[Given task] Reproduce the records below in full and without edits, omitting images.

────────────────────

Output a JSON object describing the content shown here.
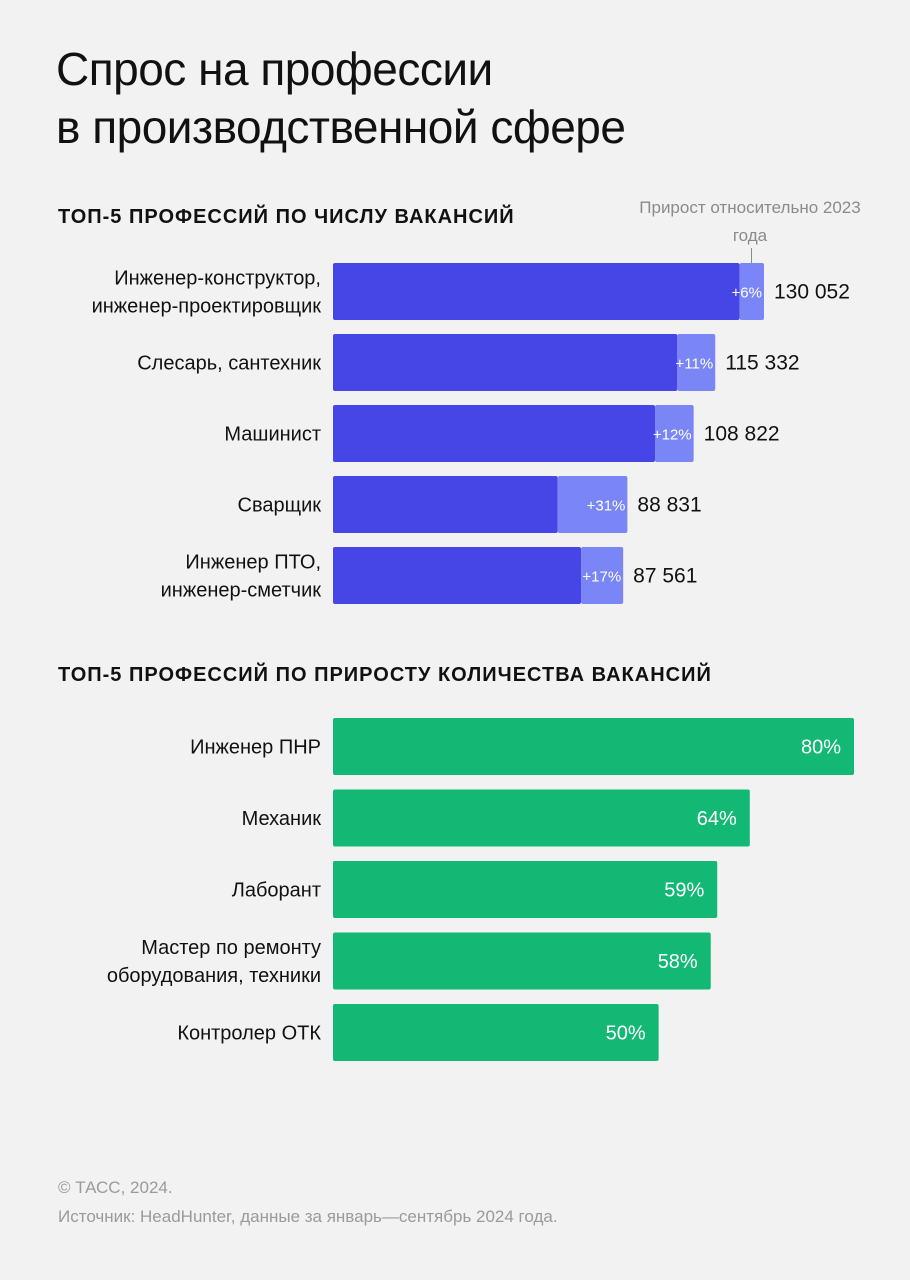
{
  "title": {
    "line1": "Спрос на профессии",
    "line2": "в производственной сфере"
  },
  "colors": {
    "base_bar": "#4646e6",
    "growth_bar": "#7a86f5",
    "green_bar": "#13b874",
    "background": "#f2f2f2"
  },
  "chart_data": [
    {
      "type": "bar",
      "orientation": "horizontal",
      "stacked": true,
      "title": "ТОП-5 ПРОФЕССИЙ ПО ЧИСЛУ ВАКАНСИЙ",
      "annotation": "Прирост относительно 2023 года",
      "categories": [
        [
          "Инженер-конструктор,",
          "инженер-проектировщик"
        ],
        [
          "Слесарь, сантехник"
        ],
        [
          "Машинист"
        ],
        [
          "Сварщик"
        ],
        [
          "Инженер ПТО,",
          "инженер-сметчик"
        ]
      ],
      "values": [
        130052,
        115332,
        108822,
        88831,
        87561
      ],
      "value_labels": [
        "130 052",
        "115 332",
        "108 822",
        "88 831",
        "87 561"
      ],
      "growth_percent": [
        6,
        11,
        12,
        31,
        17
      ],
      "growth_labels": [
        "+6%",
        "+11%",
        "+12%",
        "+31%",
        "+17%"
      ],
      "xlim": [
        0,
        137000
      ]
    },
    {
      "type": "bar",
      "orientation": "horizontal",
      "title": "ТОП-5 ПРОФЕССИЙ ПО ПРИРОСТУ КОЛИЧЕСТВА ВАКАНСИЙ",
      "categories": [
        [
          "Инженер ПНР"
        ],
        [
          "Механик"
        ],
        [
          "Лаборант"
        ],
        [
          "Мастер по ремонту",
          "оборудования, техники"
        ],
        [
          "Контролер ОТК"
        ]
      ],
      "values": [
        80,
        64,
        59,
        58,
        50
      ],
      "value_labels": [
        "80%",
        "64%",
        "59%",
        "58%",
        "50%"
      ],
      "xlim": [
        0,
        80
      ]
    }
  ],
  "footer": {
    "copyright": "© ТАСС, 2024.",
    "source": "Источник: HeadHunter, данные за январь—сентябрь 2024 года."
  }
}
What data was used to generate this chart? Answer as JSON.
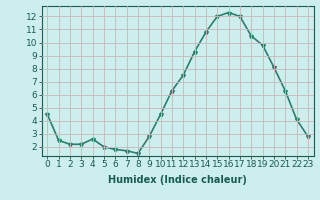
{
  "x": [
    0,
    1,
    2,
    3,
    4,
    5,
    6,
    7,
    8,
    9,
    10,
    11,
    12,
    13,
    14,
    15,
    16,
    17,
    18,
    19,
    20,
    21,
    22,
    23
  ],
  "y": [
    4.5,
    2.5,
    2.2,
    2.2,
    2.6,
    2.0,
    1.8,
    1.7,
    1.5,
    2.8,
    4.5,
    6.3,
    7.5,
    9.3,
    10.8,
    12.0,
    12.3,
    12.0,
    10.5,
    9.8,
    8.1,
    6.3,
    4.1,
    2.8
  ],
  "line_color": "#2e7d6e",
  "marker": "*",
  "marker_size": 3,
  "xlabel": "Humidex (Indice chaleur)",
  "xlim": [
    -0.5,
    23.5
  ],
  "ylim": [
    1.3,
    12.8
  ],
  "yticks": [
    2,
    3,
    4,
    5,
    6,
    7,
    8,
    9,
    10,
    11,
    12
  ],
  "xticks": [
    0,
    1,
    2,
    3,
    4,
    5,
    6,
    7,
    8,
    9,
    10,
    11,
    12,
    13,
    14,
    15,
    16,
    17,
    18,
    19,
    20,
    21,
    22,
    23
  ],
  "bg_color": "#cceeed",
  "grid_color": "#c8b8b8",
  "tick_color": "#1a5c52",
  "label_color": "#1a5c52",
  "line_width": 1.2,
  "font_size": 6.5
}
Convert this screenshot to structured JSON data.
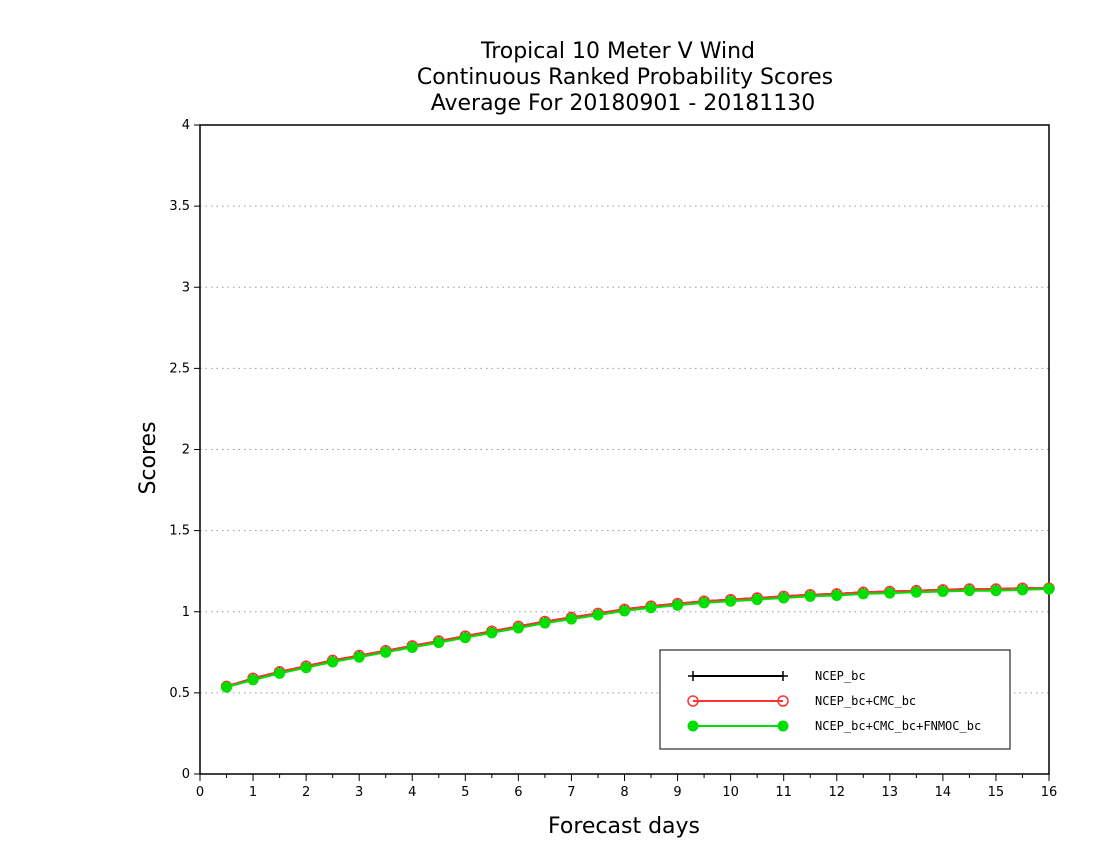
{
  "chart_data": {
    "type": "line",
    "title": [
      "Tropical 10 Meter V Wind",
      "Continuous Ranked Probability Scores",
      "Average For 20180901 - 20181130"
    ],
    "xlabel": "Forecast days",
    "ylabel": "Scores",
    "xlim": [
      0,
      16
    ],
    "ylim": [
      0,
      4
    ],
    "x_ticks": [
      "0",
      "1",
      "2",
      "3",
      "4",
      "5",
      "6",
      "7",
      "8",
      "9",
      "10",
      "11",
      "12",
      "13",
      "14",
      "15",
      "16"
    ],
    "y_ticks": [
      "0",
      "0.5",
      "1",
      "1.5",
      "2",
      "2.5",
      "3",
      "3.5",
      "4"
    ],
    "grid": "horizontal-dotted",
    "legend_position": "bottom-right",
    "x": [
      0.5,
      1,
      1.5,
      2,
      2.5,
      3,
      3.5,
      4,
      4.5,
      5,
      5.5,
      6,
      6.5,
      7,
      7.5,
      8,
      8.5,
      9,
      9.5,
      10,
      10.5,
      11,
      11.5,
      12,
      12.5,
      13,
      13.5,
      14,
      14.5,
      15,
      15.5,
      16
    ],
    "series": [
      {
        "name": "NCEP_bc",
        "color": "#000000",
        "marker": "plus",
        "values": [
          0.54,
          0.59,
          0.63,
          0.665,
          0.7,
          0.73,
          0.76,
          0.79,
          0.82,
          0.85,
          0.88,
          0.91,
          0.94,
          0.965,
          0.99,
          1.015,
          1.035,
          1.05,
          1.065,
          1.075,
          1.085,
          1.095,
          1.105,
          1.11,
          1.12,
          1.125,
          1.13,
          1.135,
          1.14,
          1.14,
          1.145,
          1.145
        ]
      },
      {
        "name": "NCEP_bc+CMC_bc",
        "color": "#ff3333",
        "marker": "open-circle",
        "values": [
          0.54,
          0.59,
          0.63,
          0.665,
          0.7,
          0.73,
          0.76,
          0.79,
          0.82,
          0.85,
          0.88,
          0.91,
          0.94,
          0.965,
          0.99,
          1.015,
          1.035,
          1.05,
          1.065,
          1.075,
          1.085,
          1.095,
          1.105,
          1.11,
          1.12,
          1.125,
          1.13,
          1.135,
          1.14,
          1.14,
          1.145,
          1.145
        ]
      },
      {
        "name": "NCEP_bc+CMC_bc+FNMOC_bc",
        "color": "#00dd00",
        "marker": "filled-circle",
        "values": [
          0.535,
          0.58,
          0.62,
          0.655,
          0.69,
          0.72,
          0.75,
          0.78,
          0.81,
          0.84,
          0.87,
          0.9,
          0.93,
          0.955,
          0.98,
          1.005,
          1.025,
          1.04,
          1.055,
          1.065,
          1.075,
          1.085,
          1.095,
          1.1,
          1.11,
          1.115,
          1.12,
          1.125,
          1.13,
          1.13,
          1.135,
          1.14
        ]
      }
    ]
  }
}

────────────────────

[Answer to this exercise]
Output a JSON object describing the content shown here.
{
  "title": {
    "line1": "Спрос на профессии",
    "line2": "в производственной сфере"
  },
  "colors": {
    "base_bar": "#4646e6",
    "growth_bar": "#7a86f5",
    "green_bar": "#13b874",
    "background": "#f2f2f2"
  },
  "chart_data": [
    {
      "type": "bar",
      "orientation": "horizontal",
      "stacked": true,
      "title": "ТОП-5 ПРОФЕССИЙ ПО ЧИСЛУ ВАКАНСИЙ",
      "annotation": "Прирост относительно 2023 года",
      "categories": [
        [
          "Инженер-конструктор,",
          "инженер-проектировщик"
        ],
        [
          "Слесарь, сантехник"
        ],
        [
          "Машинист"
        ],
        [
          "Сварщик"
        ],
        [
          "Инженер ПТО,",
          "инженер-сметчик"
        ]
      ],
      "values": [
        130052,
        115332,
        108822,
        88831,
        87561
      ],
      "value_labels": [
        "130 052",
        "115 332",
        "108 822",
        "88 831",
        "87 561"
      ],
      "growth_percent": [
        6,
        11,
        12,
        31,
        17
      ],
      "growth_labels": [
        "+6%",
        "+11%",
        "+12%",
        "+31%",
        "+17%"
      ],
      "xlim": [
        0,
        137000
      ]
    },
    {
      "type": "bar",
      "orientation": "horizontal",
      "title": "ТОП-5 ПРОФЕССИЙ ПО ПРИРОСТУ КОЛИЧЕСТВА ВАКАНСИЙ",
      "categories": [
        [
          "Инженер ПНР"
        ],
        [
          "Механик"
        ],
        [
          "Лаборант"
        ],
        [
          "Мастер по ремонту",
          "оборудования, техники"
        ],
        [
          "Контролер ОТК"
        ]
      ],
      "values": [
        80,
        64,
        59,
        58,
        50
      ],
      "value_labels": [
        "80%",
        "64%",
        "59%",
        "58%",
        "50%"
      ],
      "xlim": [
        0,
        80
      ]
    }
  ],
  "footer": {
    "copyright": "© ТАСС, 2024.",
    "source": "Источник: HeadHunter, данные за январь—сентябрь 2024 года."
  }
}
What data was used to generate this chart? Answer as JSON.
{
  "x": [
    0,
    1,
    2,
    3,
    4,
    5,
    6,
    7,
    8,
    9,
    10,
    11,
    12,
    13,
    14,
    15,
    16,
    17,
    18,
    19,
    20,
    21,
    22,
    23
  ],
  "y": [
    4.5,
    2.5,
    2.2,
    2.2,
    2.6,
    2.0,
    1.8,
    1.7,
    1.5,
    2.8,
    4.5,
    6.3,
    7.5,
    9.3,
    10.8,
    12.0,
    12.3,
    12.0,
    10.5,
    9.8,
    8.1,
    6.3,
    4.1,
    2.8
  ],
  "line_color": "#2e7d6e",
  "marker": "*",
  "marker_size": 3,
  "xlabel": "Humidex (Indice chaleur)",
  "xlim": [
    -0.5,
    23.5
  ],
  "ylim": [
    1.3,
    12.8
  ],
  "yticks": [
    2,
    3,
    4,
    5,
    6,
    7,
    8,
    9,
    10,
    11,
    12
  ],
  "xticks": [
    0,
    1,
    2,
    3,
    4,
    5,
    6,
    7,
    8,
    9,
    10,
    11,
    12,
    13,
    14,
    15,
    16,
    17,
    18,
    19,
    20,
    21,
    22,
    23
  ],
  "bg_color": "#cceeed",
  "grid_color": "#c8b8b8",
  "tick_color": "#1a5c52",
  "label_color": "#1a5c52",
  "line_width": 1.2,
  "font_size": 6.5
}
Convert this screenshot to structured JSON data.
{
  "chart_data": {
    "type": "line",
    "title": [
      "Tropical 10 Meter V Wind",
      "Continuous Ranked Probability Scores",
      "Average For 20180901 - 20181130"
    ],
    "xlabel": "Forecast days",
    "ylabel": "Scores",
    "xlim": [
      0,
      16
    ],
    "ylim": [
      0,
      4
    ],
    "x_ticks": [
      "0",
      "1",
      "2",
      "3",
      "4",
      "5",
      "6",
      "7",
      "8",
      "9",
      "10",
      "11",
      "12",
      "13",
      "14",
      "15",
      "16"
    ],
    "y_ticks": [
      "0",
      "0.5",
      "1",
      "1.5",
      "2",
      "2.5",
      "3",
      "3.5",
      "4"
    ],
    "grid": "horizontal-dotted",
    "legend_position": "bottom-right",
    "x": [
      0.5,
      1,
      1.5,
      2,
      2.5,
      3,
      3.5,
      4,
      4.5,
      5,
      5.5,
      6,
      6.5,
      7,
      7.5,
      8,
      8.5,
      9,
      9.5,
      10,
      10.5,
      11,
      11.5,
      12,
      12.5,
      13,
      13.5,
      14,
      14.5,
      15,
      15.5,
      16
    ],
    "series": [
      {
        "name": "NCEP_bc",
        "color": "#000000",
        "marker": "plus",
        "values": [
          0.54,
          0.59,
          0.63,
          0.665,
          0.7,
          0.73,
          0.76,
          0.79,
          0.82,
          0.85,
          0.88,
          0.91,
          0.94,
          0.965,
          0.99,
          1.015,
          1.035,
          1.05,
          1.065,
          1.075,
          1.085,
          1.095,
          1.105,
          1.11,
          1.12,
          1.125,
          1.13,
          1.135,
          1.14,
          1.14,
          1.145,
          1.145
        ]
      },
      {
        "name": "NCEP_bc+CMC_bc",
        "color": "#ff3333",
        "marker": "open-circle",
        "values": [
          0.54,
          0.59,
          0.63,
          0.665,
          0.7,
          0.73,
          0.76,
          0.79,
          0.82,
          0.85,
          0.88,
          0.91,
          0.94,
          0.965,
          0.99,
          1.015,
          1.035,
          1.05,
          1.065,
          1.075,
          1.085,
          1.095,
          1.105,
          1.11,
          1.12,
          1.125,
          1.13,
          1.135,
          1.14,
          1.14,
          1.145,
          1.145
        ]
      },
      {
        "name": "NCEP_bc+CMC_bc+FNMOC_bc",
        "color": "#00dd00",
        "marker": "filled-circle",
        "values": [
          0.535,
          0.58,
          0.62,
          0.655,
          0.69,
          0.72,
          0.75,
          0.78,
          0.81,
          0.84,
          0.87,
          0.9,
          0.93,
          0.955,
          0.98,
          1.005,
          1.025,
          1.04,
          1.055,
          1.065,
          1.075,
          1.085,
          1.095,
          1.1,
          1.11,
          1.115,
          1.12,
          1.125,
          1.13,
          1.13,
          1.135,
          1.14
        ]
      }
    ]
  }
}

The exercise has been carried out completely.